What is asked: Can you find every line in the items below that contains the word "with" and copy each of those lines?

Source material:
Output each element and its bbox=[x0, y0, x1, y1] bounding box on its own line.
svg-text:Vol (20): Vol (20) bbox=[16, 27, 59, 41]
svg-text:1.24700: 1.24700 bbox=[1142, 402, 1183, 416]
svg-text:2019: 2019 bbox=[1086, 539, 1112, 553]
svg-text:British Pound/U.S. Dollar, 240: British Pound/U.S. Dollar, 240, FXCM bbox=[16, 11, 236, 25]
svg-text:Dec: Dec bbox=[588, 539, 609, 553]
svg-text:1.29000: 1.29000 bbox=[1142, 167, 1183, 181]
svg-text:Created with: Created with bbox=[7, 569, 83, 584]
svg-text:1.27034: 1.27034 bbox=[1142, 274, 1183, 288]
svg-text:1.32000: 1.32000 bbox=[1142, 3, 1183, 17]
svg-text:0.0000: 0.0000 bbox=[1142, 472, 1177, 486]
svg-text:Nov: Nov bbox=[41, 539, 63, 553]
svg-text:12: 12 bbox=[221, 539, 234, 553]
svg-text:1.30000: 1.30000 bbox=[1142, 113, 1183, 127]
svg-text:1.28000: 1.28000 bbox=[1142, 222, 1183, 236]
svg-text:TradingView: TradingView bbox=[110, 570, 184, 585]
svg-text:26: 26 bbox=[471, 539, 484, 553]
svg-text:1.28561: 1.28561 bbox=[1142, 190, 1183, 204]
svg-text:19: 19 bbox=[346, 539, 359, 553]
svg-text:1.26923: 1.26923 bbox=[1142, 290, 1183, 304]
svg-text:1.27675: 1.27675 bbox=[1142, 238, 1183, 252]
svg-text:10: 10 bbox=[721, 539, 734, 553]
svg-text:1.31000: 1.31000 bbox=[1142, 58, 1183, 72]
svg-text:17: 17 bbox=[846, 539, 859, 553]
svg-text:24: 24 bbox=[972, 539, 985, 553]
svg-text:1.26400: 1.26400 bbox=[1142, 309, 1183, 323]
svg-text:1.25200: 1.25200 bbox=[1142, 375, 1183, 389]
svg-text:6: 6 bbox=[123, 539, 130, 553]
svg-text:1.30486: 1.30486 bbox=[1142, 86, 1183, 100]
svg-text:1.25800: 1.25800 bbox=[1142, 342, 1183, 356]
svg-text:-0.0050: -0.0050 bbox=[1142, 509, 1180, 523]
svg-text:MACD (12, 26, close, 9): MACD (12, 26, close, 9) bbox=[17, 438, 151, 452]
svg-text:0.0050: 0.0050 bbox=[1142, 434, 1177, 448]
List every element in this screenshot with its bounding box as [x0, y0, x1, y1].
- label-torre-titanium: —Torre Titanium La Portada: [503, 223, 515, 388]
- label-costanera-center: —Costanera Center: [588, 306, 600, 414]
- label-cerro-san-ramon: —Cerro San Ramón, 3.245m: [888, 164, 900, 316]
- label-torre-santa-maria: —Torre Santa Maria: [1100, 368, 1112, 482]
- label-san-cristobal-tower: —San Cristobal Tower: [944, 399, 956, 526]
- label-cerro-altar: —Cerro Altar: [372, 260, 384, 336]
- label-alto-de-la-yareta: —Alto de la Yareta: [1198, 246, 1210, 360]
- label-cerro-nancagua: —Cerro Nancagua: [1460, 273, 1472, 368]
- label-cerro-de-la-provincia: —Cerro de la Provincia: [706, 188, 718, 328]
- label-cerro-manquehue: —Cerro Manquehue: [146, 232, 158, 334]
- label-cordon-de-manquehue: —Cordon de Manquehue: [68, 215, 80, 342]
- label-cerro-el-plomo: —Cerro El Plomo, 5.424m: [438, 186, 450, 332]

Result of this task:
svg-text:Created with: Created with bbox=[7, 569, 83, 584]
List every element in this screenshot with its bounding box as [x0, y0, x1, y1].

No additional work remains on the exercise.